Copy all lines below exactly as written. Leave pictures out.

· · · ·

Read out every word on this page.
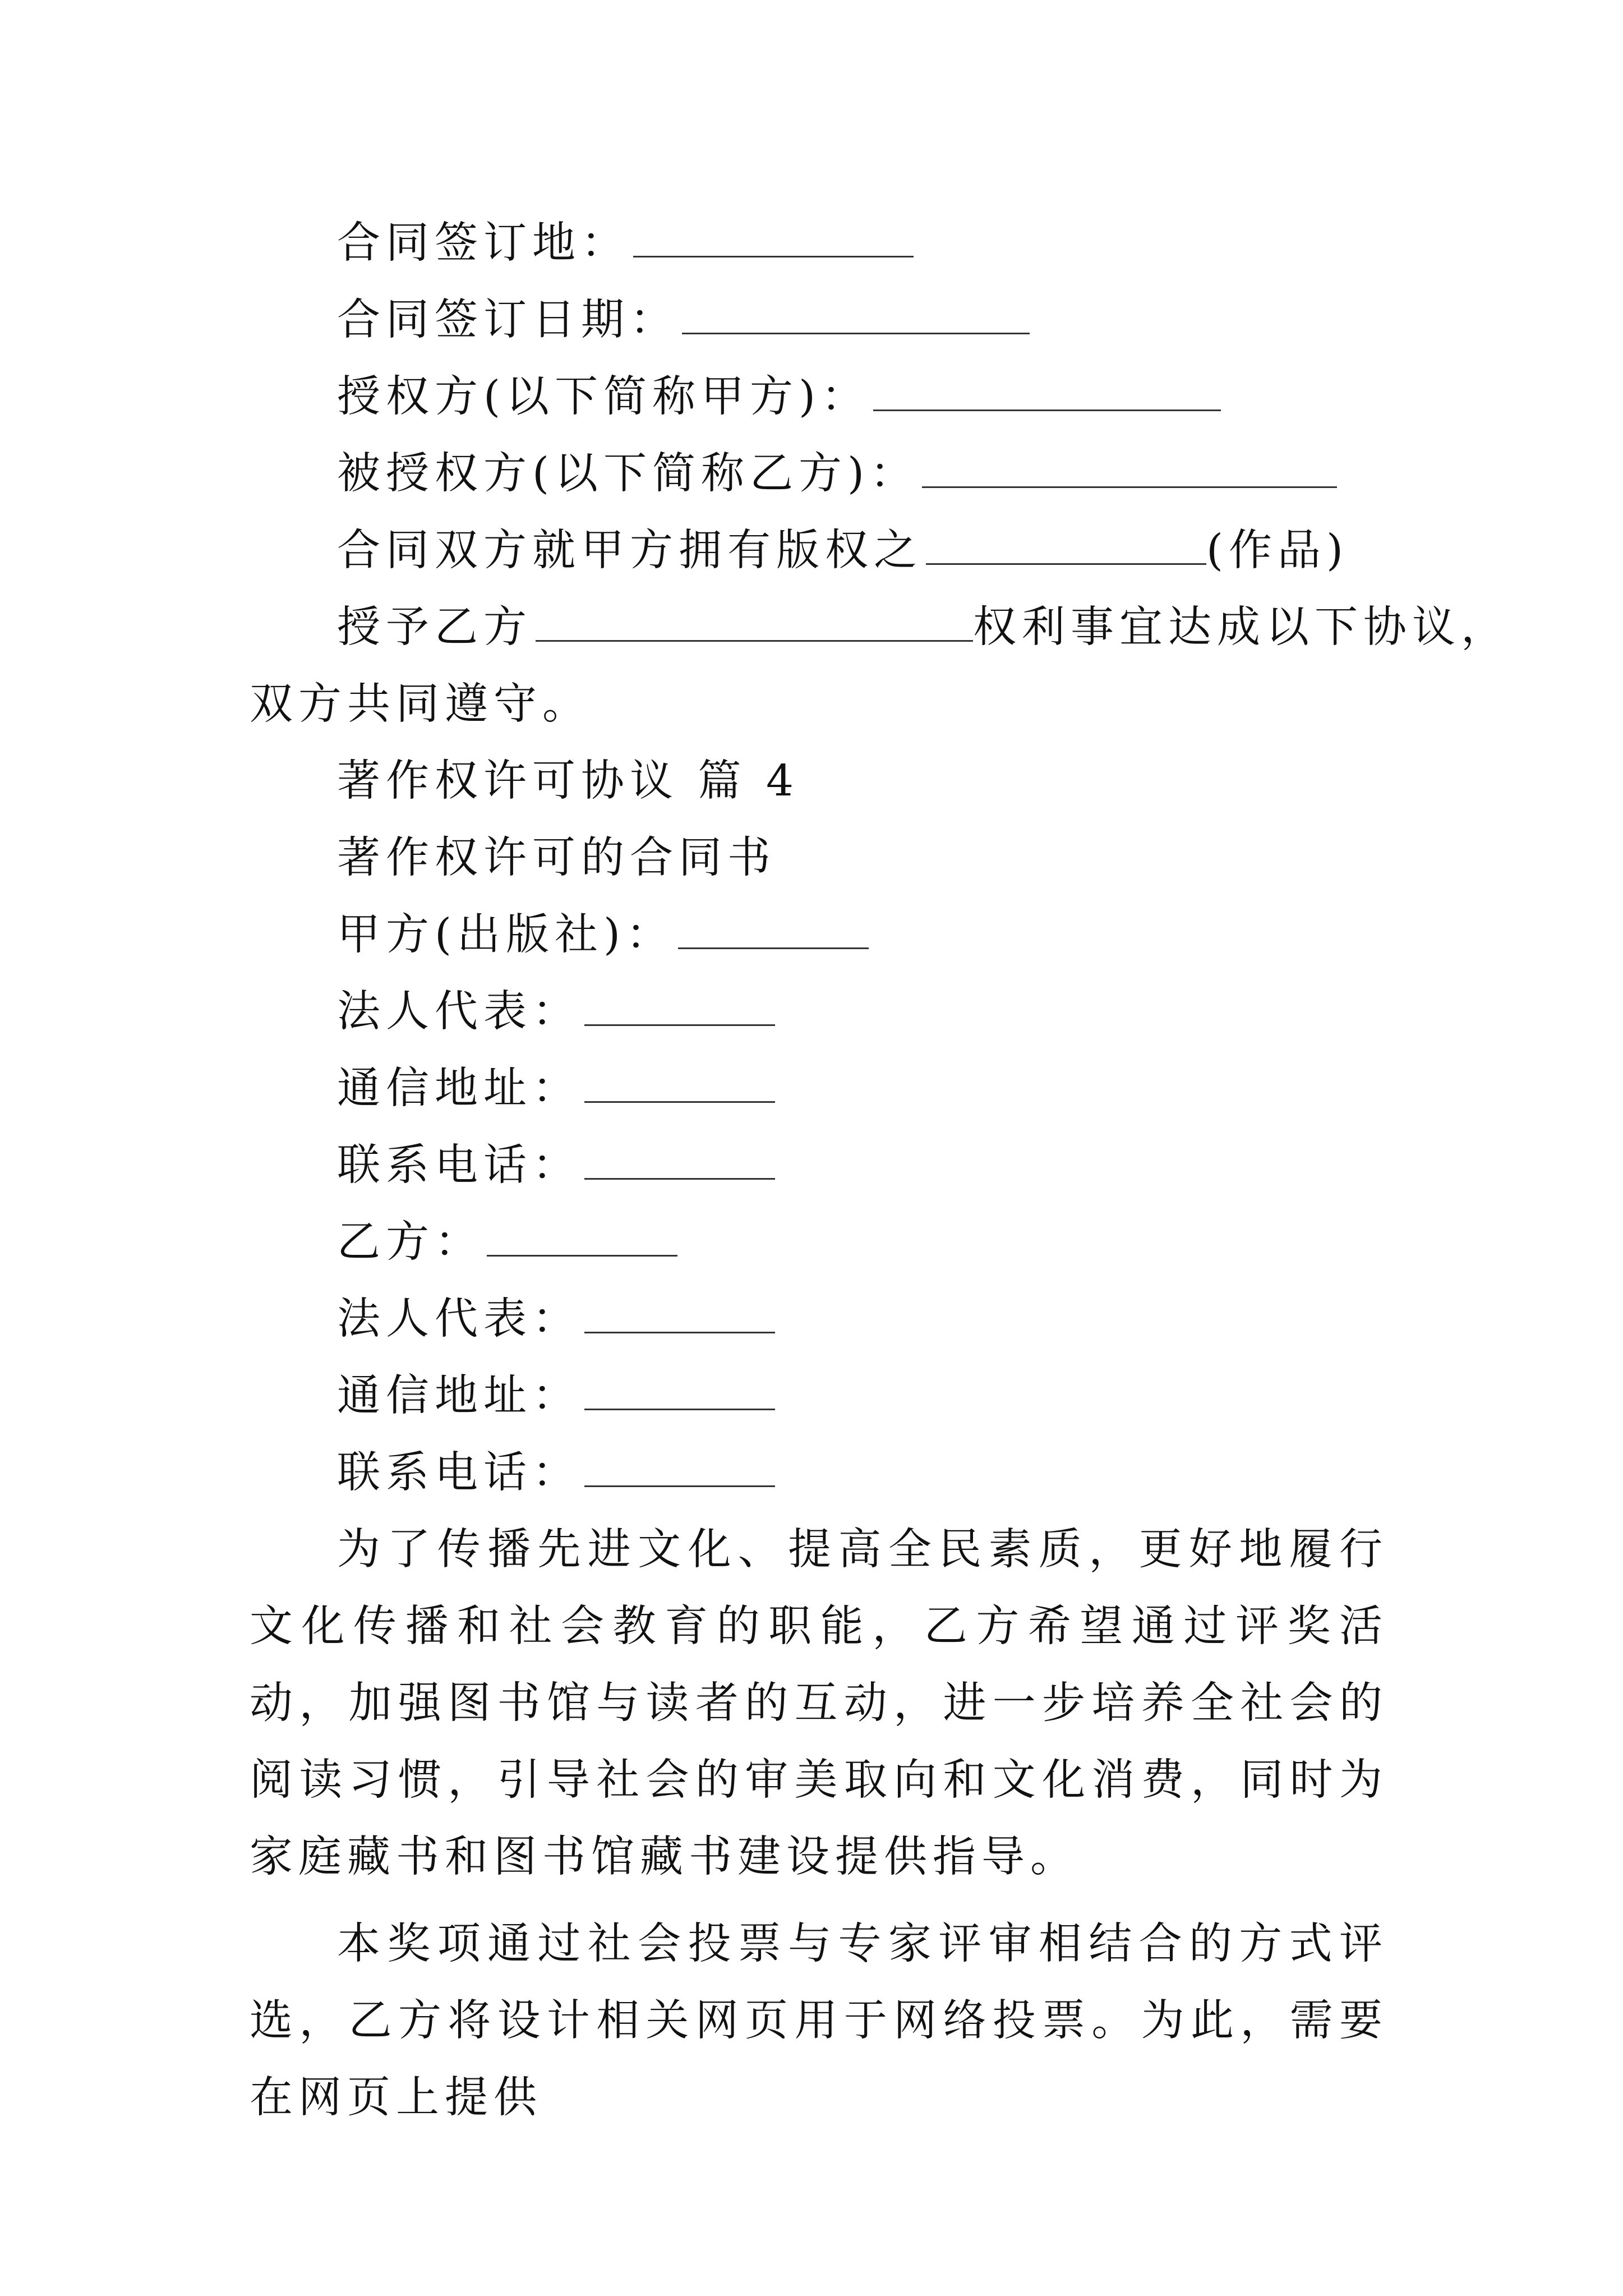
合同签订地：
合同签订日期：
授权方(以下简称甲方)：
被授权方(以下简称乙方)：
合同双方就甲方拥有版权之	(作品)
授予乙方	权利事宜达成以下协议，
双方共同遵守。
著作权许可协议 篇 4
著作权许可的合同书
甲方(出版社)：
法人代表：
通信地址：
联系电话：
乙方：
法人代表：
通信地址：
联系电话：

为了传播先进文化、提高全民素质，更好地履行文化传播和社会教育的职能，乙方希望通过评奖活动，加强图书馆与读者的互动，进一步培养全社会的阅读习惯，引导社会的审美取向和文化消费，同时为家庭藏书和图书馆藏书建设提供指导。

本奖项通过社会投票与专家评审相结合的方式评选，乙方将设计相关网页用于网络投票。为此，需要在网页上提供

· · · ·

#### [Final result]
Read out every word on this page.
合同签订地：
合同签订日期：
授权方(以下简称甲方)：
被授权方(以下简称乙方)：
合同双方就甲方拥有版权之	(作品)
授予乙方	权利事宜达成以下协议，
双方共同遵守。
著作权许可协议 篇 4
著作权许可的合同书
甲方(出版社)：
法人代表：
通信地址：
联系电话：
乙方：
法人代表：
通信地址：
联系电话：

为了传播先进文化、提高全民素质，更好地履行文化传播和社会教育的职能，乙方希望通过评奖活动，加强图书馆与读者的互动，进一步培养全社会的阅读习惯，引导社会的审美取向和文化消费，同时为家庭藏书和图书馆藏书建设提供指导。

本奖项通过社会投票与专家评审相结合的方式评选，乙方将设计相关网页用于网络投票。为此，需要在网页上提供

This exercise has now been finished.